"""

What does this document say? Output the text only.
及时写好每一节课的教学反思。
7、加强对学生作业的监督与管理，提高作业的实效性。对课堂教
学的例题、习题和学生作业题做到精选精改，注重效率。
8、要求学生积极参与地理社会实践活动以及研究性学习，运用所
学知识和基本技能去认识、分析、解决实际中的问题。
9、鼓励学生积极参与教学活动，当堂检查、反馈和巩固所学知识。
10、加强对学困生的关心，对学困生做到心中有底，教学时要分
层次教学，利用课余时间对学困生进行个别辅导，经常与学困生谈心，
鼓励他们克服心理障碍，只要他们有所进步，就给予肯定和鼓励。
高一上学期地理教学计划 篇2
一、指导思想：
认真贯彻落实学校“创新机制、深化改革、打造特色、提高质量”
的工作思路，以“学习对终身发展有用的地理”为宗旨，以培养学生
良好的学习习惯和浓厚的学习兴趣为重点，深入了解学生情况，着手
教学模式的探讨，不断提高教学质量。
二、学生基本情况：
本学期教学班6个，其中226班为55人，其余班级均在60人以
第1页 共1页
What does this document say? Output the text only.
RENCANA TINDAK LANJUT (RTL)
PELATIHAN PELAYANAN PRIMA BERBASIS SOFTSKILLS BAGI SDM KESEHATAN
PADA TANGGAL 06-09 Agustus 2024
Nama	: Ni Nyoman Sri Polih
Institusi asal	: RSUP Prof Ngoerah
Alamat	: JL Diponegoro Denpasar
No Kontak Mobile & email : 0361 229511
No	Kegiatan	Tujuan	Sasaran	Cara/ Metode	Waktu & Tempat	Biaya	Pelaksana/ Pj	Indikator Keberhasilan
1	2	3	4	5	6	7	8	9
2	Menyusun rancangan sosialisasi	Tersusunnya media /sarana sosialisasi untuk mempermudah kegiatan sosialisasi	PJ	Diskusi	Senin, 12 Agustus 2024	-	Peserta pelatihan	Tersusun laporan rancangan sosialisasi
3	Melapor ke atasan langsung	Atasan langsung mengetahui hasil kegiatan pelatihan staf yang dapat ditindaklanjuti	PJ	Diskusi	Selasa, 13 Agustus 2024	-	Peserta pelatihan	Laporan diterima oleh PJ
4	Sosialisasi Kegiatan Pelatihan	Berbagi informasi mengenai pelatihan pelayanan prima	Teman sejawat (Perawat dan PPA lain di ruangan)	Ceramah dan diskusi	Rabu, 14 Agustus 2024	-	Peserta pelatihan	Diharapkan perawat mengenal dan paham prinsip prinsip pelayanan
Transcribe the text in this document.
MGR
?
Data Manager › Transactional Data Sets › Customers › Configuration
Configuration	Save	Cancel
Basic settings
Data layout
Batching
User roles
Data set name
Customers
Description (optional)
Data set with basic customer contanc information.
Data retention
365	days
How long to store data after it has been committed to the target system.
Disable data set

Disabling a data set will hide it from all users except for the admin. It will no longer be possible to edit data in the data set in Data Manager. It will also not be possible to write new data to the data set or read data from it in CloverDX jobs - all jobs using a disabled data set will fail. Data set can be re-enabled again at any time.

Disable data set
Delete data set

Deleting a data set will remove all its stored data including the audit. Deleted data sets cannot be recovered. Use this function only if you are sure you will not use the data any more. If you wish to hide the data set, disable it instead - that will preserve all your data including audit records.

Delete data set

"""

__DIRECTIONS FOR THIS TASK__. Extract all the material, leaving every line as it is.

__REPLY TO THE EXERCISE__.
What does this document say? Output the text only.
及时写好每一节课的教学反思。
7、加强对学生作业的监督与管理，提高作业的实效性。对课堂教
学的例题、习题和学生作业题做到精选精改，注重效率。
8、要求学生积极参与地理社会实践活动以及研究性学习，运用所
学知识和基本技能去认识、分析、解决实际中的问题。
9、鼓励学生积极参与教学活动，当堂检查、反馈和巩固所学知识。
10、加强对学困生的关心，对学困生做到心中有底，教学时要分
层次教学，利用课余时间对学困生进行个别辅导，经常与学困生谈心，
鼓励他们克服心理障碍，只要他们有所进步，就给予肯定和鼓励。
高一上学期地理教学计划 篇2
一、指导思想：
认真贯彻落实学校“创新机制、深化改革、打造特色、提高质量”
的工作思路，以“学习对终身发展有用的地理”为宗旨，以培养学生
良好的学习习惯和浓厚的学习兴趣为重点，深入了解学生情况，着手
教学模式的探讨，不断提高教学质量。
二、学生基本情况：
本学期教学班6个，其中226班为55人，其余班级均在60人以
第1页 共1页
What does this document say? Output the text only.
RENCANA TINDAK LANJUT (RTL)
PELATIHAN PELAYANAN PRIMA BERBASIS SOFTSKILLS BAGI SDM KESEHATAN
PADA TANGGAL 06-09 Agustus 2024
Nama	: Ni Nyoman Sri Polih
Institusi asal	: RSUP Prof Ngoerah
Alamat	: JL Diponegoro Denpasar
No Kontak Mobile & email : 0361 229511
No	Kegiatan	Tujuan	Sasaran	Cara/ Metode	Waktu & Tempat	Biaya	Pelaksana/ Pj	Indikator Keberhasilan
1	2	3	4	5	6	7	8	9
2	Menyusun rancangan sosialisasi	Tersusunnya media /sarana sosialisasi untuk mempermudah kegiatan sosialisasi	PJ	Diskusi	Senin, 12 Agustus 2024	-	Peserta pelatihan	Tersusun laporan rancangan sosialisasi
3	Melapor ke atasan langsung	Atasan langsung mengetahui hasil kegiatan pelatihan staf yang dapat ditindaklanjuti	PJ	Diskusi	Selasa, 13 Agustus 2024	-	Peserta pelatihan	Laporan diterima oleh PJ
4	Sosialisasi Kegiatan Pelatihan	Berbagi informasi mengenai pelatihan pelayanan prima	Teman sejawat (Perawat dan PPA lain di ruangan)	Ceramah dan diskusi	Rabu, 14 Agustus 2024	-	Peserta pelatihan	Diharapkan perawat mengenal dan paham prinsip prinsip pelayanan
Transcribe the text in this document.
MGR
?
Data Manager › Transactional Data Sets › Customers › Configuration
Configuration	Save	Cancel
Basic settings
Data layout
Batching
User roles
Data set name
Customers
Description (optional)
Data set with basic customer contanc information.
Data retention
365	days
How long to store data after it has been committed to the target system.
Disable data set

Disabling a data set will hide it from all users except for the admin. It will no longer be possible to edit data in the data set in Data Manager. It will also not be possible to write new data to the data set or read data from it in CloverDX jobs - all jobs using a disabled data set will fail. Data set can be re-enabled again at any time.

Disable data set
Delete data set

Deleting a data set will remove all its stored data including the audit. Deleted data sets cannot be recovered. Use this function only if you are sure you will not use the data any more. If you wish to hide the data set, disable it instead - that will preserve all your data including audit records.

Delete data set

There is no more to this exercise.